→ REQUEST A
Reproduce the lines of the records between the line holding "hero-section: Welcome to" and the line holding "top-navbar: DAC-J <box>3 0 797 57</box>", inclusive.

→ TEXT PASSAGE
John Ganz: How It Came To Pass

How did it come to this?

How did we get to a world in which Roe v. Wade could crumble like this?

John Gass:

“The fact that we knew long in advance the fate of Roe didn’t cushion the blow. Women’s fundamental rights are under threat across the country in a way that would have been difficult to imagine just a few years ago. It’s important to remember these laws are not “abortion bans” as such; they are not the “moderate, European-style compromise laws” we sometimes hear about: no, these new laws criminalize women’s reproductive health and direct the police power of the state against them in cruel and perverse ways. It is likely the states will also employ all the powers of surveillance and control made possible by modern technology, even chasing after those who try to get abortions in other states like some new Fugitive Slave Law. What we are witnessing is the creation of a new form of federalized tyranny, in some ways much more dire and ideologically-informed than the dangers and hypocrisies of pre-Roe America. Even if you have personal misgivings about abortion or favor trimester limitations, you must admit that these new laws women seriously imperil women’s ability to exist as free and equal members of our society. To quote the dissent, “it consigns women to second-class citizenship.”

We should be concerned for all of our liberties, now. In his concurrence, Justice Thomas writes, “…we should reconsider all of this Court’s substantive due process precedents, including Griswold, Lawrence, and Obergefell.” This is a threat to the entire architecture of what’s been called “the Rights Revolution,” the post-war process through which we acquired the civil rights many of us once took for granted. It once felt like an impossibility that these fortresses would fall, but now the Right is moving against all of them in rapid succession, dazzling and demoralizing their defenders with the swiftness and completeness of their advances. How could this be possible? The attackers were highly daring, opportunistic, and motivated while the defenders grew slack because they were such imposing edifices they never imagined they could be assaulted head on.

→ DATA SUPPLIED
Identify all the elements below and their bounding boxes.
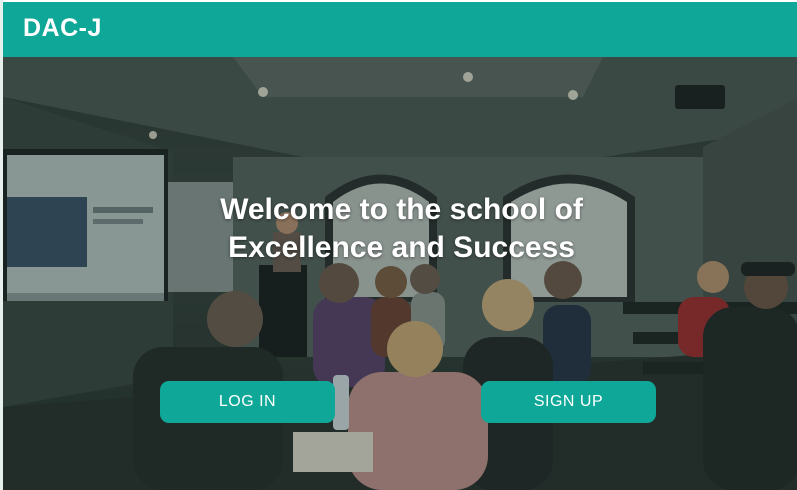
hero-section: Welcome to the school of Excellence and … <box>3 57 797 490</box>
welcome-line-1: Welcome to the school of <box>220 193 583 226</box>
app-frame: DAC-J Welcome to the school of Excellenc… <box>0 0 797 490</box>
top-navbar: DAC-J <box>3 0 797 57</box>
brand-logo[interactable]: DAC-J <box>23 14 102 43</box>
login-button[interactable]: LOG IN <box>160 381 335 423</box>
welcome-heading: Welcome to the school of Excellence and … <box>3 191 797 267</box>
hero-dim-overlay <box>3 57 797 490</box>
signup-button[interactable]: SIGN UP <box>481 381 656 423</box>
welcome-line-2: Excellence and Success <box>228 231 575 264</box>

→ REQUEST B
Write out the text on Roe v. Wade between "We should be" and "assaulted head on.", inclusive.

→ WORKED SOLUTION A
hero-section: Welcome to the school of Excellence and … <box>3 57 797 490</box>
welcome-line-1: Welcome to the school of <box>220 193 583 226</box>
app-frame: DAC-J Welcome to the school of Excellenc… <box>0 0 797 490</box>
top-navbar: DAC-J <box>3 0 797 57</box>

→ WORKED SOLUTION B
We should be concerned for all of our liberties, now. In his concurrence, Justice Thomas writes, “…we should reconsider all of this Court’s substantive due process precedents, including Griswold, Lawrence, and Obergefell.” This is a threat to the entire architecture of what’s been called “the Rights Revolution,” the post-war process through which we acquired the civil rights many of us once took for granted. It once felt like an impossibility that these fortresses would fall, but now the Right is moving against all of them in rapid succession, dazzling and demoralizing their defenders with the swiftness and completeness of their advances. How could this be possible? The attackers were highly daring, opportunistic, and motivated while the defenders grew slack because they were such imposing edifices they never imagined they could be assaulted head on.